WHAT THE EXERCISE ASKS —
Restate each entry word for word, leaving nothing out.

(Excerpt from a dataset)

* * * * *

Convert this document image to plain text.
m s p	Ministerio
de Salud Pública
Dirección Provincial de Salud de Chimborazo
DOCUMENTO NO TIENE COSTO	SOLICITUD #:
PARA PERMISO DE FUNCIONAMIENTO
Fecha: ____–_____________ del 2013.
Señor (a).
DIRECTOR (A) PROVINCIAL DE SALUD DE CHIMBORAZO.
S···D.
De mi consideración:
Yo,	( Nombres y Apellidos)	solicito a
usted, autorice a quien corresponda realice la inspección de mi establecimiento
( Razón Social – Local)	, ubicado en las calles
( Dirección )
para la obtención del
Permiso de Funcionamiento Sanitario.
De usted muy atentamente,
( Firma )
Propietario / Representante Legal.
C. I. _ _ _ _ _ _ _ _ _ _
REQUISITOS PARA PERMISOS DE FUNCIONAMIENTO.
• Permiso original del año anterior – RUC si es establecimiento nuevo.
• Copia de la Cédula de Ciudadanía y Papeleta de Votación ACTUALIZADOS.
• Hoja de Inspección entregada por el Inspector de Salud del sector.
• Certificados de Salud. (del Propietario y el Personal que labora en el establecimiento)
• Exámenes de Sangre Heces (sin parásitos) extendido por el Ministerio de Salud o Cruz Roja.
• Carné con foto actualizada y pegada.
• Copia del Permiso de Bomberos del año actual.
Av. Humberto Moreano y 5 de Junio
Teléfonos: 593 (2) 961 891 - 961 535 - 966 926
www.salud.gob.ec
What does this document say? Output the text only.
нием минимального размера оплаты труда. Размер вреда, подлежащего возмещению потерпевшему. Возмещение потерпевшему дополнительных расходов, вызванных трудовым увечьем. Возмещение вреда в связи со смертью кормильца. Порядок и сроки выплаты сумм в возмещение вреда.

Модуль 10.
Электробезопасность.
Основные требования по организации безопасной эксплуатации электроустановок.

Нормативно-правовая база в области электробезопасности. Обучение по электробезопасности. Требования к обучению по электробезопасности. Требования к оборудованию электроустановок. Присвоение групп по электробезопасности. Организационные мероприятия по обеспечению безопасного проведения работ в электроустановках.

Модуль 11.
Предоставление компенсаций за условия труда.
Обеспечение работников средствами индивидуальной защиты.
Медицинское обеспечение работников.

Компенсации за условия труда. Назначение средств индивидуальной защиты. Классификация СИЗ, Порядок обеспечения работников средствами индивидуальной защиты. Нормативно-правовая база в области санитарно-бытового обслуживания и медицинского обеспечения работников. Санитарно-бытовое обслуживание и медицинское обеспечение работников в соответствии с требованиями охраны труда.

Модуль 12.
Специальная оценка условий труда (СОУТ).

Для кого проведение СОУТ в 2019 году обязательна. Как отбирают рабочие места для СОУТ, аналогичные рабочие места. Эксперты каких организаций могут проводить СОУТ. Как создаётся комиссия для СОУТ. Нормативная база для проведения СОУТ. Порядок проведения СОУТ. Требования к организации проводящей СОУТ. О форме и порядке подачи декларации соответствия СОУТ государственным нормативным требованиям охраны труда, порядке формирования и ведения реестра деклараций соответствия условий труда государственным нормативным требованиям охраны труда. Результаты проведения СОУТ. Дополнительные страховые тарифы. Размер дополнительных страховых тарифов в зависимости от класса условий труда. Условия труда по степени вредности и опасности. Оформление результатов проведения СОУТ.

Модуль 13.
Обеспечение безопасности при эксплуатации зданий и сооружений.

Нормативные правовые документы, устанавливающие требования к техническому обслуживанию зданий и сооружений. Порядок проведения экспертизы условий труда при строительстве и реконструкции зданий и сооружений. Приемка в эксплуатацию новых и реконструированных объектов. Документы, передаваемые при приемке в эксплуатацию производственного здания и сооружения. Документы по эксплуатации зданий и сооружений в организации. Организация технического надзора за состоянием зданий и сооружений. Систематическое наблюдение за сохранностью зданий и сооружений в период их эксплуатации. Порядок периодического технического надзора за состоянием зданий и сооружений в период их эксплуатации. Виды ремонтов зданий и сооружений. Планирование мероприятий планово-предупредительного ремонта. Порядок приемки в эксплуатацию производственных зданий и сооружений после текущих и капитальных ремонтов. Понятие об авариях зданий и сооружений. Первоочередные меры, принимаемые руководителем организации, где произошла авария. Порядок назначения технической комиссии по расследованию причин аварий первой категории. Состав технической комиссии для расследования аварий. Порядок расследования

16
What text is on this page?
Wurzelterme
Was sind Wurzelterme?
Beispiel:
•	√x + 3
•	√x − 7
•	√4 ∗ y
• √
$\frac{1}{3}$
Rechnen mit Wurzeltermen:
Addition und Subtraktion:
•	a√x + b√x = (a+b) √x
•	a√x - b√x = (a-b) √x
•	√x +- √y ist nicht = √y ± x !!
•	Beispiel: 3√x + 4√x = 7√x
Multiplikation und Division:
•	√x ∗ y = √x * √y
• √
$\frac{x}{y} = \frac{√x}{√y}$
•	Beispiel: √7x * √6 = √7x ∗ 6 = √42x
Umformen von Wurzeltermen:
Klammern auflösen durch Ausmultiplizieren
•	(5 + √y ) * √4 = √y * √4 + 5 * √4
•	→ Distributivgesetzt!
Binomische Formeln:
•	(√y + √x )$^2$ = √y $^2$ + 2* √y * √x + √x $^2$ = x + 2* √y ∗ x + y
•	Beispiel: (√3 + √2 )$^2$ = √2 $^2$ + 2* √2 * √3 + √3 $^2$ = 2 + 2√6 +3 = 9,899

* * * * *

ANSWER —
Convert this document image to plain text.
m s p	Ministerio
de Salud Pública
Dirección Provincial de Salud de Chimborazo
DOCUMENTO NO TIENE COSTO	SOLICITUD #:
PARA PERMISO DE FUNCIONAMIENTO
Fecha: ____–_____________ del 2013.
Señor (a).
DIRECTOR (A) PROVINCIAL DE SALUD DE CHIMBORAZO.
S···D.
De mi consideración:
Yo,	( Nombres y Apellidos)	solicito a
usted, autorice a quien corresponda realice la inspección de mi establecimiento
( Razón Social – Local)	, ubicado en las calles
( Dirección )
para la obtención del
Permiso de Funcionamiento Sanitario.
De usted muy atentamente,
( Firma )
Propietario / Representante Legal.
C. I. _ _ _ _ _ _ _ _ _ _
REQUISITOS PARA PERMISOS DE FUNCIONAMIENTO.
• Permiso original del año anterior – RUC si es establecimiento nuevo.
• Copia de la Cédula de Ciudadanía y Papeleta de Votación ACTUALIZADOS.
• Hoja de Inspección entregada por el Inspector de Salud del sector.
• Certificados de Salud. (del Propietario y el Personal que labora en el establecimiento)
• Exámenes de Sangre Heces (sin parásitos) extendido por el Ministerio de Salud o Cruz Roja.
• Carné con foto actualizada y pegada.
• Copia del Permiso de Bomberos del año actual.
Av. Humberto Moreano y 5 de Junio
Teléfonos: 593 (2) 961 891 - 961 535 - 966 926
www.salud.gob.ec
What does this document say? Output the text only.
нием минимального размера оплаты труда. Размер вреда, подлежащего возмещению потерпевшему. Возмещение потерпевшему дополнительных расходов, вызванных трудовым увечьем. Возмещение вреда в связи со смертью кормильца. Порядок и сроки выплаты сумм в возмещение вреда.

Модуль 10.
Электробезопасность.
Основные требования по организации безопасной эксплуатации электроустановок.

Нормативно-правовая база в области электробезопасности. Обучение по электробезопасности. Требования к обучению по электробезопасности. Требования к оборудованию электроустановок. Присвоение групп по электробезопасности. Организационные мероприятия по обеспечению безопасного проведения работ в электроустановках.

Модуль 11.
Предоставление компенсаций за условия труда.
Обеспечение работников средствами индивидуальной защиты.
Медицинское обеспечение работников.

Компенсации за условия труда. Назначение средств индивидуальной защиты. Классификация СИЗ, Порядок обеспечения работников средствами индивидуальной защиты. Нормативно-правовая база в области санитарно-бытового обслуживания и медицинского обеспечения работников. Санитарно-бытовое обслуживание и медицинское обеспечение работников в соответствии с требованиями охраны труда.

Модуль 12.
Специальная оценка условий труда (СОУТ).

Для кого проведение СОУТ в 2019 году обязательна. Как отбирают рабочие места для СОУТ, аналогичные рабочие места. Эксперты каких организаций могут проводить СОУТ. Как создаётся комиссия для СОУТ. Нормативная база для проведения СОУТ. Порядок проведения СОУТ. Требования к организации проводящей СОУТ. О форме и порядке подачи декларации соответствия СОУТ государственным нормативным требованиям охраны труда, порядке формирования и ведения реестра деклараций соответствия условий труда государственным нормативным требованиям охраны труда. Результаты проведения СОУТ. Дополнительные страховые тарифы. Размер дополнительных страховых тарифов в зависимости от класса условий труда. Условия труда по степени вредности и опасности. Оформление результатов проведения СОУТ.

Модуль 13.
Обеспечение безопасности при эксплуатации зданий и сооружений.

Нормативные правовые документы, устанавливающие требования к техническому обслуживанию зданий и сооружений. Порядок проведения экспертизы условий труда при строительстве и реконструкции зданий и сооружений. Приемка в эксплуатацию новых и реконструированных объектов. Документы, передаваемые при приемке в эксплуатацию производственного здания и сооружения. Документы по эксплуатации зданий и сооружений в организации. Организация технического надзора за состоянием зданий и сооружений. Систематическое наблюдение за сохранностью зданий и сооружений в период их эксплуатации. Порядок периодического технического надзора за состоянием зданий и сооружений в период их эксплуатации. Виды ремонтов зданий и сооружений. Планирование мероприятий планово-предупредительного ремонта. Порядок приемки в эксплуатацию производственных зданий и сооружений после текущих и капитальных ремонтов. Понятие об авариях зданий и сооружений. Первоочередные меры, принимаемые руководителем организации, где произошла авария. Порядок назначения технической комиссии по расследованию причин аварий первой категории. Состав технической комиссии для расследования аварий. Порядок расследования

16
What text is on this page?
Wurzelterme
Was sind Wurzelterme?
Beispiel:
•	√x + 3
•	√x − 7
•	√4 ∗ y
• √
$\frac{1}{3}$
Rechnen mit Wurzeltermen:
Addition und Subtraktion:
•	a√x + b√x = (a+b) √x
•	a√x - b√x = (a-b) √x
•	√x +- √y ist nicht = √y ± x !!
•	Beispiel: 3√x + 4√x = 7√x
Multiplikation und Division:
•	√x ∗ y = √x * √y
• √
$\frac{x}{y} = \frac{√x}{√y}$
•	Beispiel: √7x * √6 = √7x ∗ 6 = √42x
Umformen von Wurzeltermen:
Klammern auflösen durch Ausmultiplizieren
•	(5 + √y ) * √4 = √y * √4 + 5 * √4
•	→ Distributivgesetzt!
Binomische Formeln:
•	(√y + √x )$^2$ = √y $^2$ + 2* √y * √x + √x $^2$ = x + 2* √y ∗ x + y
•	Beispiel: (√3 + √2 )$^2$ = √2 $^2$ + 2* √2 * √3 + √3 $^2$ = 2 + 2√6 +3 = 9,899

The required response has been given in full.